### Requirements
Check each line of the records below for the word "BARLEY" and copy those where it appears.

>> Start Information given

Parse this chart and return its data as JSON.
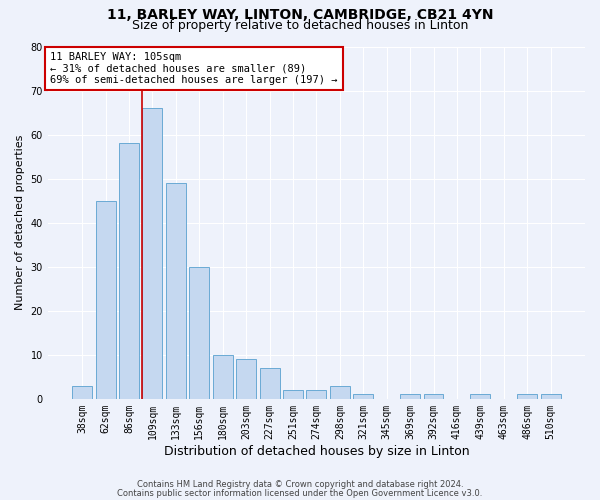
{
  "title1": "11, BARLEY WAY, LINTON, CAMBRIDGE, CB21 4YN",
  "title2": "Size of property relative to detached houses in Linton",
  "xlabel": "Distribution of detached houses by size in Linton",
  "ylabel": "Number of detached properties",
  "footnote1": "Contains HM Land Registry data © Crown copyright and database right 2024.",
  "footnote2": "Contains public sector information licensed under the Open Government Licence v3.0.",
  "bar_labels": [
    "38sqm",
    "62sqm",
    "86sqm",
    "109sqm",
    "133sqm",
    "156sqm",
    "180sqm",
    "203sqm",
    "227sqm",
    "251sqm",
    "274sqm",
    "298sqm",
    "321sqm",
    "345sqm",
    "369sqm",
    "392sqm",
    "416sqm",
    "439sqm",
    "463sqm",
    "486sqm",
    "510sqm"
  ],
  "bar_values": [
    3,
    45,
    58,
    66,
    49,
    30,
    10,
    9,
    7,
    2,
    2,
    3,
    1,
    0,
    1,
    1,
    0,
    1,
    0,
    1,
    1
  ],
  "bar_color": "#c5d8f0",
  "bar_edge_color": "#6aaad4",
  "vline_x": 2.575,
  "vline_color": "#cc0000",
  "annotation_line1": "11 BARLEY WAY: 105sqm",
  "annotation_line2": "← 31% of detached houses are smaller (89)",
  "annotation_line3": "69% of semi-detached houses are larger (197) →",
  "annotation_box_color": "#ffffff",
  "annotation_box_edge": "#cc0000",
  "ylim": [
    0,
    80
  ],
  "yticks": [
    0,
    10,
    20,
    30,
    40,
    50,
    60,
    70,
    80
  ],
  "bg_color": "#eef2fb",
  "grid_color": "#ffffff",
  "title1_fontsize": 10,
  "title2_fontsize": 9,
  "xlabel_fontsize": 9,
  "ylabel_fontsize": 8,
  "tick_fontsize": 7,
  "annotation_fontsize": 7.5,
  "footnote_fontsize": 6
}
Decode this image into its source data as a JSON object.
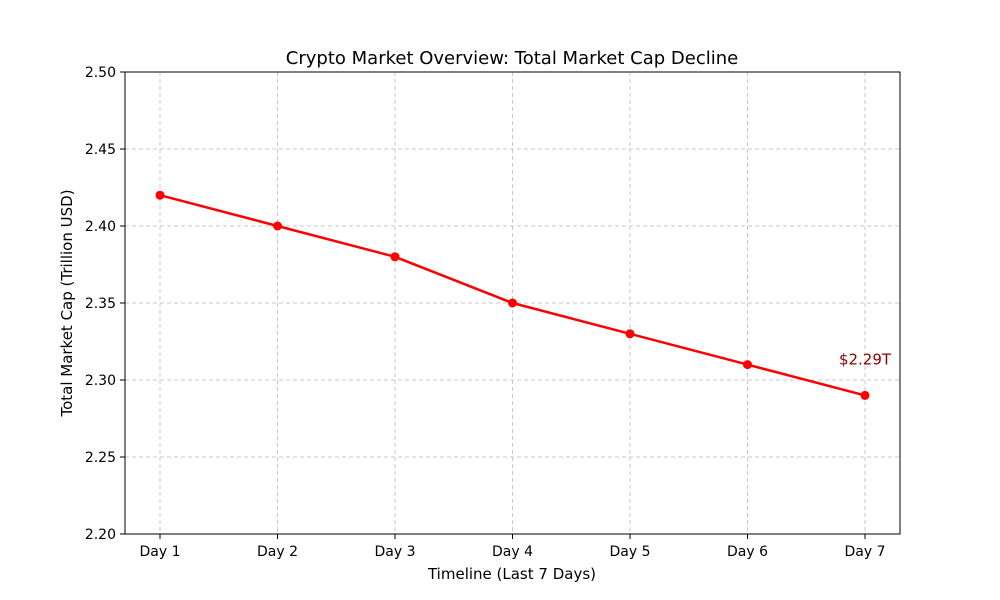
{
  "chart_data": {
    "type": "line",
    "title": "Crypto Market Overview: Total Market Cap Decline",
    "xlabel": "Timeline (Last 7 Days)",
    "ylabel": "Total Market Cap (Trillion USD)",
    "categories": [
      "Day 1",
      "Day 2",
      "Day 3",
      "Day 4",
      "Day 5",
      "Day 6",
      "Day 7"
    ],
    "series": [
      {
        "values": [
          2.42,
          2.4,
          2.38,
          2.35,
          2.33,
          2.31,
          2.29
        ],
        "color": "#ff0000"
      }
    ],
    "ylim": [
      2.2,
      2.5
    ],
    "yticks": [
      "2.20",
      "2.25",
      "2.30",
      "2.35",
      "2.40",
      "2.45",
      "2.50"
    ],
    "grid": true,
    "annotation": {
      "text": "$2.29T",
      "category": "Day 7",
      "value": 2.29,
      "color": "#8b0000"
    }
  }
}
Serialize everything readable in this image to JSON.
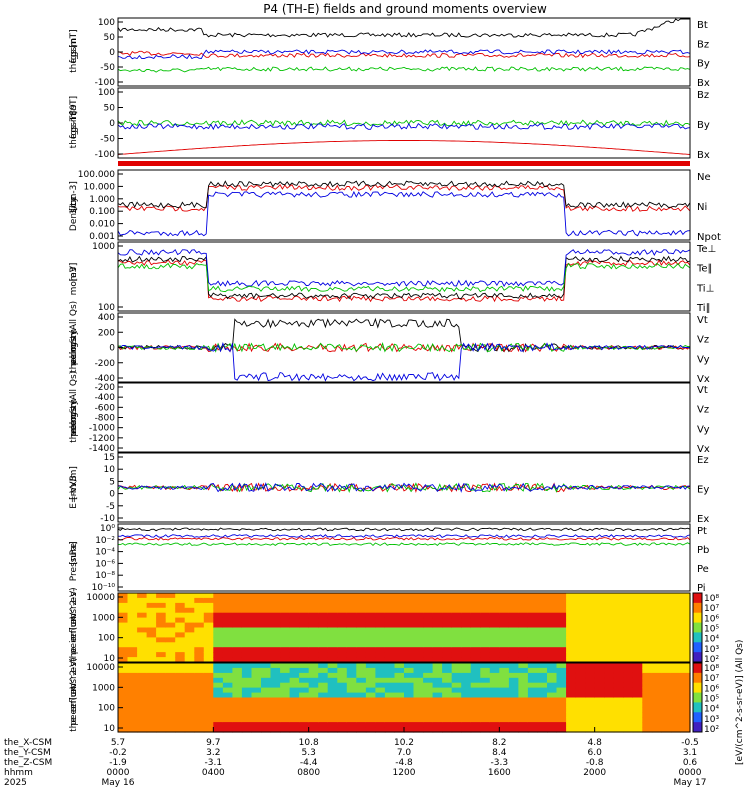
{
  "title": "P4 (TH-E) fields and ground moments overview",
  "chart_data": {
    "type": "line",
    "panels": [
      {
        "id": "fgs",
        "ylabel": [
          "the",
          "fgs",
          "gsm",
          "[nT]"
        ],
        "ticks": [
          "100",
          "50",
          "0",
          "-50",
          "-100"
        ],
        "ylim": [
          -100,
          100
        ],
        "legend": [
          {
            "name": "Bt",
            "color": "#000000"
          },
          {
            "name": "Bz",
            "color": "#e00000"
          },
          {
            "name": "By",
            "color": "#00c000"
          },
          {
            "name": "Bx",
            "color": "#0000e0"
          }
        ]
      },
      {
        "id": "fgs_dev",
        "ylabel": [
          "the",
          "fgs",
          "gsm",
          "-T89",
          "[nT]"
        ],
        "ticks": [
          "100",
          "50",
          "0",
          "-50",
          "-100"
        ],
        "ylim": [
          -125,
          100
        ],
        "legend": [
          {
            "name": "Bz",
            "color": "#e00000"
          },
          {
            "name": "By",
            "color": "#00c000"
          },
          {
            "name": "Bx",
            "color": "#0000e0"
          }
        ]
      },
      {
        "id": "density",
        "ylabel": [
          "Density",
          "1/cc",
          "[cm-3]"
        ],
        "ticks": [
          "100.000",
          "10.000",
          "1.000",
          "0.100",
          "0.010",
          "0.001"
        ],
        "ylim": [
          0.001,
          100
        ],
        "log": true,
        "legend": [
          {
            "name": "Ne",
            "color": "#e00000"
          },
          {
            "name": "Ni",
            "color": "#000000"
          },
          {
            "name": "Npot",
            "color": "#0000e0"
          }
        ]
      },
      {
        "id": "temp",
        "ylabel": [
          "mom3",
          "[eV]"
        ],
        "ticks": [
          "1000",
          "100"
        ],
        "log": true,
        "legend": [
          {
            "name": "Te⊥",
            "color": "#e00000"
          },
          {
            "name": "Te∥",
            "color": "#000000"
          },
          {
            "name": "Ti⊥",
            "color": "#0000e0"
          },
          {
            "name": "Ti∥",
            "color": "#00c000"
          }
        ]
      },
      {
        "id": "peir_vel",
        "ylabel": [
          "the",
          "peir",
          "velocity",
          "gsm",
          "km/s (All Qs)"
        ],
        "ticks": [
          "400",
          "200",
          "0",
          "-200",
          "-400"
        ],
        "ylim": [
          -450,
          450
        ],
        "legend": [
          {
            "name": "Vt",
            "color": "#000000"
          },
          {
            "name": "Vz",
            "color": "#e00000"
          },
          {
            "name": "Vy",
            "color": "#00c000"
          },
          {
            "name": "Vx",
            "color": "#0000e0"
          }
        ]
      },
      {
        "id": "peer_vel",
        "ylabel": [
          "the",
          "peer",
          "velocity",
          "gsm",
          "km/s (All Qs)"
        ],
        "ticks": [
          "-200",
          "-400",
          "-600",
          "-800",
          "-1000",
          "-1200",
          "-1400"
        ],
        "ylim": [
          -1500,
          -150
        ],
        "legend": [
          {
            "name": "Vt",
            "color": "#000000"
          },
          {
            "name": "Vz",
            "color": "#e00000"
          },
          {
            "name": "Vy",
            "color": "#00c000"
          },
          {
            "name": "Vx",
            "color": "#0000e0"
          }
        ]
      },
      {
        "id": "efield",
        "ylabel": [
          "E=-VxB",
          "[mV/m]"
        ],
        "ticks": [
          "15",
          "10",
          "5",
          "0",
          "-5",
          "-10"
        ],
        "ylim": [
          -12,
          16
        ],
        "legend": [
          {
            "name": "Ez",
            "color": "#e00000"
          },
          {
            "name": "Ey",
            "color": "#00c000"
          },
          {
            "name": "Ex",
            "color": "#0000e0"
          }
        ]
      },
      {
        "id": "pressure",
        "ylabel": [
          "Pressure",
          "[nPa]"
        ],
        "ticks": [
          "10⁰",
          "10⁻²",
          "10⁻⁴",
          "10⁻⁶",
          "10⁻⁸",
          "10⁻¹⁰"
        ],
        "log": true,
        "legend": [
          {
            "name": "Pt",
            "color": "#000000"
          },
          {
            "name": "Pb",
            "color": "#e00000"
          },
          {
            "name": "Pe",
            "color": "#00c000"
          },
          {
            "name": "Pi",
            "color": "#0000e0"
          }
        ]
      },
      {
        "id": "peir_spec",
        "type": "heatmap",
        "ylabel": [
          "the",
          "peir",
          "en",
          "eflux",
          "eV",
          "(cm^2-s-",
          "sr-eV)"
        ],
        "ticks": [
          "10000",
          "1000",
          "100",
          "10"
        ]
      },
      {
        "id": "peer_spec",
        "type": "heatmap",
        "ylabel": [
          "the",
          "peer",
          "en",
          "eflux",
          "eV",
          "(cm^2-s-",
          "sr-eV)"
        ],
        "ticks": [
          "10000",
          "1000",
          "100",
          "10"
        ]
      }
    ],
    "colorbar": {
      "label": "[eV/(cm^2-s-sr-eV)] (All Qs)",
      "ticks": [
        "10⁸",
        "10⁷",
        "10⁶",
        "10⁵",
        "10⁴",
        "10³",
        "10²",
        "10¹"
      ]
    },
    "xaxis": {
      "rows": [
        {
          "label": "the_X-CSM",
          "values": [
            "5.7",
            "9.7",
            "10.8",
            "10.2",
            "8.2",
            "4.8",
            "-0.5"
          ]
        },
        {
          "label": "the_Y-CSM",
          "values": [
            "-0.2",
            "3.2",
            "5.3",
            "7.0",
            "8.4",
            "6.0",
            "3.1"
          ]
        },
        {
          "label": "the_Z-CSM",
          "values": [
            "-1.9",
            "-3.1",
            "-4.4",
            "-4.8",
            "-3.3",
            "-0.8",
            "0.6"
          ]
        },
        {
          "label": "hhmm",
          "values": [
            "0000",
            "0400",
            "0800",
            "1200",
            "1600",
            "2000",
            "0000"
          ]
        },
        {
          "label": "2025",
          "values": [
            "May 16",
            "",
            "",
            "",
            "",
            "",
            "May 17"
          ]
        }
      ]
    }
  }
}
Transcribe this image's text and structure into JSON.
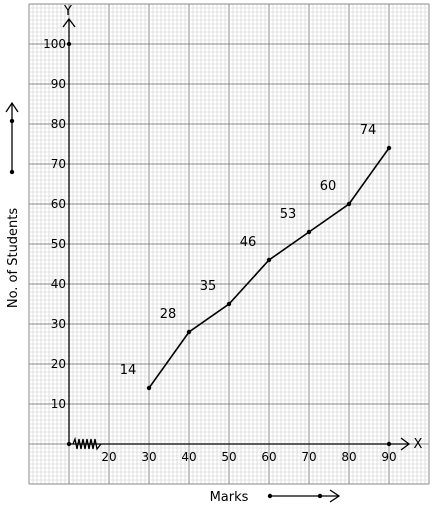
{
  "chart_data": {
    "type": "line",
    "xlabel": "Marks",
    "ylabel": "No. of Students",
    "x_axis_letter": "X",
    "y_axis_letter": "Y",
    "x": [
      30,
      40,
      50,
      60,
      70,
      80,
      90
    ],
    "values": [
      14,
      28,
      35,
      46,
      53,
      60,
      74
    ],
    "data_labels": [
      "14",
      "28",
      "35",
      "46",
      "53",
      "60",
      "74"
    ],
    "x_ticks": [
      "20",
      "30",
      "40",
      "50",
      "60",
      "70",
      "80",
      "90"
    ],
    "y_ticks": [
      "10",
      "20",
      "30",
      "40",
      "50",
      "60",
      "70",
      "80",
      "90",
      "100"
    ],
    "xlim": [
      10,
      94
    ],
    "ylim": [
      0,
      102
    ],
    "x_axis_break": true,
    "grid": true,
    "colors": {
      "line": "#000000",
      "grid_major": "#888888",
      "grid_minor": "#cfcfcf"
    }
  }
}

>> End Information given

### Result below
  "title1": "11, BARLEY WAY, LINTON, CAMBRIDGE, CB21 4YN",
  "annotation_line1": "11 BARLEY WAY: 105sqm",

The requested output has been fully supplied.